EXCERPT PROVIDED:
An Athlete Centered Moment
Anya is in the middle of her high school season, so I don’t expect to see her much until she is done. A major reason for that is one of my key philosophies is I try to make sure my private lesson students feel free to give their all to their team. That philosophy came prior to the athlete centered approach. I believe in team play!
On a certain Saturday, our normal small group training was cancelled because of illness and lack of availability of the others in that small group, that comes for high intensity training. So I offered Anya and her parents a private lesson slot, which she does not often take, because she mainly wants to play other players her age, and not a broken down 53 year old guy. I can completely understand that. That is also another program philosophy issue, I mainly want my players to play in the most realistic setting to the level at which they play. But Saturday was an exception, Anya chose the private lesson.

ENTRIES SHOWN:
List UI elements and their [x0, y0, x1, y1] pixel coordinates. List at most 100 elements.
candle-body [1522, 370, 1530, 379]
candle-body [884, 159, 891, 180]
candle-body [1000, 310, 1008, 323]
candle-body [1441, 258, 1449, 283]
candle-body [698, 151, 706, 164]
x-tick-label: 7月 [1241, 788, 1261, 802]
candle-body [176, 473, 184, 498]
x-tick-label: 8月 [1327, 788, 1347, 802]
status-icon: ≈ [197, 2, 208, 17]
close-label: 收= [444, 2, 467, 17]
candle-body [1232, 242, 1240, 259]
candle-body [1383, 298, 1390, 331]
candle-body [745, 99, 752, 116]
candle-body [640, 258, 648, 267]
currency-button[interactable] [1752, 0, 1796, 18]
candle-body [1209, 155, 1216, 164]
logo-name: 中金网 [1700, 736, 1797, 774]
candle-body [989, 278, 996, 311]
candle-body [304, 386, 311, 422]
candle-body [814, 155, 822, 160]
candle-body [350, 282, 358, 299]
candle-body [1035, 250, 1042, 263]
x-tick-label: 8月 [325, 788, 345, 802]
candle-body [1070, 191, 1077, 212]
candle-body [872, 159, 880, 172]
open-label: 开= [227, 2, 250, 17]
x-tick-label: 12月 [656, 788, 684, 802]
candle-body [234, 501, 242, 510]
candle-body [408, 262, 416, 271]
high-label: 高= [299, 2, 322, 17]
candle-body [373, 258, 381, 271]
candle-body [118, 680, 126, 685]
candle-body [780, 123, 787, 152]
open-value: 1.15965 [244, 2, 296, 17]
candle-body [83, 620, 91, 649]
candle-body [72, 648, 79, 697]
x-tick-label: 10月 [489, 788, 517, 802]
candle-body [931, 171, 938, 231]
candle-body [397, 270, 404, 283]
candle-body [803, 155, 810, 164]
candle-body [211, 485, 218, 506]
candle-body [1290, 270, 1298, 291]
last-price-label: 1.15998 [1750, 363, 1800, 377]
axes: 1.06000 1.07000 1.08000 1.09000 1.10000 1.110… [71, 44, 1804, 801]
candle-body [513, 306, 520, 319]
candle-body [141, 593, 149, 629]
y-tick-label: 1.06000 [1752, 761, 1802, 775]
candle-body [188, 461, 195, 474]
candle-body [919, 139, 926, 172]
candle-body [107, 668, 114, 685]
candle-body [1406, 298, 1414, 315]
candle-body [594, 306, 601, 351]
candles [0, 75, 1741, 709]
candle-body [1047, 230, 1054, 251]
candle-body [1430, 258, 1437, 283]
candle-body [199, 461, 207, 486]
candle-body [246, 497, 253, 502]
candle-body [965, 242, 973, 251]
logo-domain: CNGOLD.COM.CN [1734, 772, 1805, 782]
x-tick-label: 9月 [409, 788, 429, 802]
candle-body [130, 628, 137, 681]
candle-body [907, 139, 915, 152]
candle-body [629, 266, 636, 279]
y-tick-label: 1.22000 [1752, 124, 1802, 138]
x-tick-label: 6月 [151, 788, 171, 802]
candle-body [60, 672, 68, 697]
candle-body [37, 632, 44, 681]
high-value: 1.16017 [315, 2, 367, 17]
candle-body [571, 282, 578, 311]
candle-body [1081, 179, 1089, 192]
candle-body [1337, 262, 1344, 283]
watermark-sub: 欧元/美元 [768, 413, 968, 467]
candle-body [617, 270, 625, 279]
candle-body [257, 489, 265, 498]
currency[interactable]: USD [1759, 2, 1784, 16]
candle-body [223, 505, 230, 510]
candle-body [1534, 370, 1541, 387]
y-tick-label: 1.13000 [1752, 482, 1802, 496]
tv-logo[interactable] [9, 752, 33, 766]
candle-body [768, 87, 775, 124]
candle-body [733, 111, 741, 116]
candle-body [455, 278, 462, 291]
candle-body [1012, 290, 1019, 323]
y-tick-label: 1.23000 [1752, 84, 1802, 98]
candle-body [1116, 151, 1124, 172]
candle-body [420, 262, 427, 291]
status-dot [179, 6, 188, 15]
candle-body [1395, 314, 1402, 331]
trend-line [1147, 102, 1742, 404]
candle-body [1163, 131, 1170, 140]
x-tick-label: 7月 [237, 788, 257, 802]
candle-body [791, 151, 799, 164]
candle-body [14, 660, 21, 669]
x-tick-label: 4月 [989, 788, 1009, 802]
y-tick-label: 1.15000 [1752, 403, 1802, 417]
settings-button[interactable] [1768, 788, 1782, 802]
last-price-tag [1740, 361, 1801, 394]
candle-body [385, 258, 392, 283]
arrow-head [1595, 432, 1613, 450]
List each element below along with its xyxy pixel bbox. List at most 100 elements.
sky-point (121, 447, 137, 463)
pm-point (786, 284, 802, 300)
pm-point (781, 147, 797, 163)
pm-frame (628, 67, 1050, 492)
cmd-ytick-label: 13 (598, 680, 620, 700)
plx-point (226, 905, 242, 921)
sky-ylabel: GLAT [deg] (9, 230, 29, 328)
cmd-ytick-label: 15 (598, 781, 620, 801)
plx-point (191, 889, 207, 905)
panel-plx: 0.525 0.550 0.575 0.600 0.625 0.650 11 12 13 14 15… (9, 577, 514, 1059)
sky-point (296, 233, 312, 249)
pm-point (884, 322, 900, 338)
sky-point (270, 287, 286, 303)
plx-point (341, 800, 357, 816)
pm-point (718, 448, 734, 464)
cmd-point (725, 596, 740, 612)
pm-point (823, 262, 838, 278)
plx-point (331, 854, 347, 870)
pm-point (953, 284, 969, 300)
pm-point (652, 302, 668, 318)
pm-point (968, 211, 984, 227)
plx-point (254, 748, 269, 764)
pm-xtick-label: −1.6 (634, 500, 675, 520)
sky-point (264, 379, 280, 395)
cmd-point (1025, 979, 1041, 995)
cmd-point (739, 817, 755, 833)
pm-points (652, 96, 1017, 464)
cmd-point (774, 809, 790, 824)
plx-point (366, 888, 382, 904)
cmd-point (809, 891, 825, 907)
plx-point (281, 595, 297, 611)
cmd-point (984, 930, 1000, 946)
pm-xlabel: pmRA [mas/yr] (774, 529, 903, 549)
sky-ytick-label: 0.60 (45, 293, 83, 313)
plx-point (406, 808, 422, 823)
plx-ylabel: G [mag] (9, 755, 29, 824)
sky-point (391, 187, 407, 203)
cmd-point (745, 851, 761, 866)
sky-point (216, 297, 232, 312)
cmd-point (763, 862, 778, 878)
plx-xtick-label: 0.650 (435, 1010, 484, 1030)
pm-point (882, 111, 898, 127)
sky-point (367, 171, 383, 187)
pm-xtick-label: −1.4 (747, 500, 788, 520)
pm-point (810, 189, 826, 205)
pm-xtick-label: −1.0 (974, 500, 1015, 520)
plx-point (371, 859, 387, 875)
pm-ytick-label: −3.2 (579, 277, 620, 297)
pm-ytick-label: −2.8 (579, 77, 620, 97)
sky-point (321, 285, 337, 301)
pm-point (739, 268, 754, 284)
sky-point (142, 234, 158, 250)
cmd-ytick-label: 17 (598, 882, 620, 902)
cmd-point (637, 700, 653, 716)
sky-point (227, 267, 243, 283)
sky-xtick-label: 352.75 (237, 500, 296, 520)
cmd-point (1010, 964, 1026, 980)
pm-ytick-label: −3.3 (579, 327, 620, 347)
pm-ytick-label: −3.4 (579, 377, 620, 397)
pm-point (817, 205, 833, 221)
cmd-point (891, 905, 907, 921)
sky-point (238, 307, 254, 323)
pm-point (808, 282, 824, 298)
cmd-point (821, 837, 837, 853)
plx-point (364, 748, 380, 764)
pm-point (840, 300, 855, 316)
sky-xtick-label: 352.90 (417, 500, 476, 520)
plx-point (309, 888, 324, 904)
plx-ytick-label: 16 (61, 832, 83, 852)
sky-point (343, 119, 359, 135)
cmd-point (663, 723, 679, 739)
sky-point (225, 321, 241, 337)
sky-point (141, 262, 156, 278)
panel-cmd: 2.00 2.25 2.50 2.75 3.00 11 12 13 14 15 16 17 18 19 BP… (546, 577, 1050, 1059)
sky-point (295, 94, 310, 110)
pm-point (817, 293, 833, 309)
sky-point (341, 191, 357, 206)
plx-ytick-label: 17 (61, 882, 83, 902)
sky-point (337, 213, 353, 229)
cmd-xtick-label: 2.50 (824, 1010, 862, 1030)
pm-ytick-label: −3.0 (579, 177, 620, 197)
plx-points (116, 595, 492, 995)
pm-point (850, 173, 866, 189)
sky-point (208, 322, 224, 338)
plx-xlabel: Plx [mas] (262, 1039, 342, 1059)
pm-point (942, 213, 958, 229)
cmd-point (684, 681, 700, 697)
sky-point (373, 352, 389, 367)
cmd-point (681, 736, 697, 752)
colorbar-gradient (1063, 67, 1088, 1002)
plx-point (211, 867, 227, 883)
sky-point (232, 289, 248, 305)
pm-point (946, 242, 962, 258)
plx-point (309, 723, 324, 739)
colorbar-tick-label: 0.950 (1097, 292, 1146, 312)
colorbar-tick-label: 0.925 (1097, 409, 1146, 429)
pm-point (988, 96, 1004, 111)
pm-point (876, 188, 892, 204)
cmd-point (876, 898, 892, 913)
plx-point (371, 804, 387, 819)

DIRECTIVES:
- a) Answer these questions from the coaching post:
(i) What is Anya in the middle of?
(ii) Why was the normal small group training cancelled that Saturday?
(iii) What age does the writer give for himself?
- b) Shorten the paragraph of the coaching post that begins "On a certain Saturday," keeping its main facts.

TASK-BY-TASK RESULTS:
- a)
(i) Anya is in the middle of her high school season.
(ii) It was cancelled because of illness and the lack of availability of the others in that small group.
(iii) The writer gives his age as 53.

- b) When the usual high-intensity small group training one Saturday was cancelled due to illness and others' unavailability, the writer offered Anya and her parents a private lesson. Anya rarely takes private lessons because she prefers playing players her own age, and the program aims for players to train in the most realistic setting for their level. This time, though, she chose the private lesson.